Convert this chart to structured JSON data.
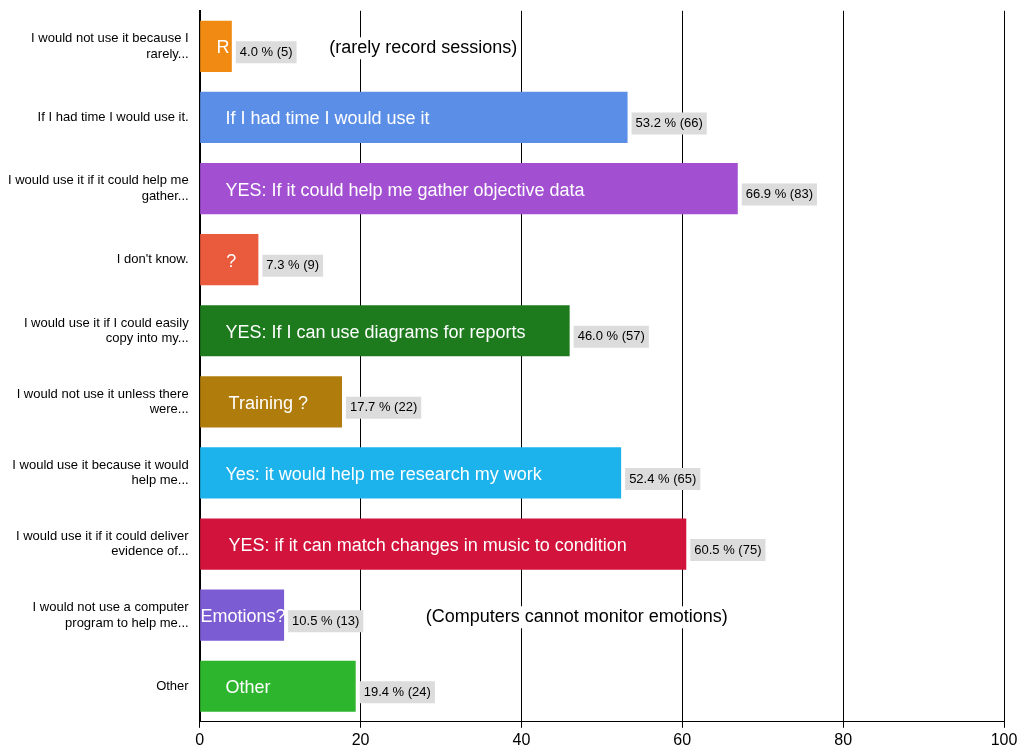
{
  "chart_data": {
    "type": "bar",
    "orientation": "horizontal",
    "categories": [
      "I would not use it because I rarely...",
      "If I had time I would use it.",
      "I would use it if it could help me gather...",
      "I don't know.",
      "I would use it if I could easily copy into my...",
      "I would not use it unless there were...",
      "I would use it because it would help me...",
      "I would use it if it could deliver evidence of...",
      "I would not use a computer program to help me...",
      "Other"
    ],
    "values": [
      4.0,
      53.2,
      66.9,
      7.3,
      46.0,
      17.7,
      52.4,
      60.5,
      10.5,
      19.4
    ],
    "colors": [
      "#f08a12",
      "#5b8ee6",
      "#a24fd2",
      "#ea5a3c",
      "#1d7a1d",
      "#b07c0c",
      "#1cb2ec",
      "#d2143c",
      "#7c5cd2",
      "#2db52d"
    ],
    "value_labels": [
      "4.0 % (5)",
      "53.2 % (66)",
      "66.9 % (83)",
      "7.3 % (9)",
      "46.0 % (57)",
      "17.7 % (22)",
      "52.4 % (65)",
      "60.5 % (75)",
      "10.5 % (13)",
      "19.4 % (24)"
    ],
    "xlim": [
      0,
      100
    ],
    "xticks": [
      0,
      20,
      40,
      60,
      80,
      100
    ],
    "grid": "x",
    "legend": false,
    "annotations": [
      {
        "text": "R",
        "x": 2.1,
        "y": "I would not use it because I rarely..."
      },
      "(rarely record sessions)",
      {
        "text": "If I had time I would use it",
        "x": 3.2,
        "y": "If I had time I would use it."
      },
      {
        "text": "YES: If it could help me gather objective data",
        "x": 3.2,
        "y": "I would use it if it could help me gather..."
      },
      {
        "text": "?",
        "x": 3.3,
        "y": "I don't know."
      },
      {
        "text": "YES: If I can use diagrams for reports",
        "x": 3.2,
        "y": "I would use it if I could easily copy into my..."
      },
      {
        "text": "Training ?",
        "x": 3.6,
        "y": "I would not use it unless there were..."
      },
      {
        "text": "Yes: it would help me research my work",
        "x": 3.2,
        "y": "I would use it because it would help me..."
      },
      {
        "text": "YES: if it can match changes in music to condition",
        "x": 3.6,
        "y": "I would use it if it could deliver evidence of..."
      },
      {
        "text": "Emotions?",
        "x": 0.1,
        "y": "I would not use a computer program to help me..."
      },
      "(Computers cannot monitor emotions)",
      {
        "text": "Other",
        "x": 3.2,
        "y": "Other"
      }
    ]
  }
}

_____

DIRECTION –
Exactly reproduce each record, leaving out any pictures.

CORRECT RESULT –
Convert this chart to structured JSON data.
{
  "chart_data": {
    "type": "bar",
    "orientation": "horizontal",
    "categories": [
      "I would not use it because I rarely...",
      "If I had time I would use it.",
      "I would use it if it could help me gather...",
      "I don't know.",
      "I would use it if I could easily copy into my...",
      "I would not use it unless there were...",
      "I would use it because it would help me...",
      "I would use it if it could deliver evidence of...",
      "I would not use a computer program to help me...",
      "Other"
    ],
    "values": [
      4.0,
      53.2,
      66.9,
      7.3,
      46.0,
      17.7,
      52.4,
      60.5,
      10.5,
      19.4
    ],
    "colors": [
      "#f08a12",
      "#5b8ee6",
      "#a24fd2",
      "#ea5a3c",
      "#1d7a1d",
      "#b07c0c",
      "#1cb2ec",
      "#d2143c",
      "#7c5cd2",
      "#2db52d"
    ],
    "value_labels": [
      "4.0 % (5)",
      "53.2 % (66)",
      "66.9 % (83)",
      "7.3 % (9)",
      "46.0 % (57)",
      "17.7 % (22)",
      "52.4 % (65)",
      "60.5 % (75)",
      "10.5 % (13)",
      "19.4 % (24)"
    ],
    "xlim": [
      0,
      100
    ],
    "xticks": [
      0,
      20,
      40,
      60,
      80,
      100
    ],
    "grid": "x",
    "legend": false,
    "annotations": [
      {
        "text": "R",
        "x": 2.1,
        "y": "I would not use it because I rarely..."
      },
      "(rarely record sessions)",
      {
        "text": "If I had time I would use it",
        "x": 3.2,
        "y": "If I had time I would use it."
      },
      {
        "text": "YES: If it could help me gather objective data",
        "x": 3.2,
        "y": "I would use it if it could help me gather..."
      },
      {
        "text": "?",
        "x": 3.3,
        "y": "I don't know."
      },
      {
        "text": "YES: If I can use diagrams for reports",
        "x": 3.2,
        "y": "I would use it if I could easily copy into my..."
      },
      {
        "text": "Training ?",
        "x": 3.6,
        "y": "I would not use it unless there were..."
      },
      {
        "text": "Yes: it would help me research my work",
        "x": 3.2,
        "y": "I would use it because it would help me..."
      },
      {
        "text": "YES: if it can match changes in music to condition",
        "x": 3.6,
        "y": "I would use it if it could deliver evidence of..."
      },
      {
        "text": "Emotions?",
        "x": 0.1,
        "y": "I would not use a computer program to help me..."
      },
      "(Computers cannot monitor emotions)",
      {
        "text": "Other",
        "x": 3.2,
        "y": "Other"
      }
    ]
  }
}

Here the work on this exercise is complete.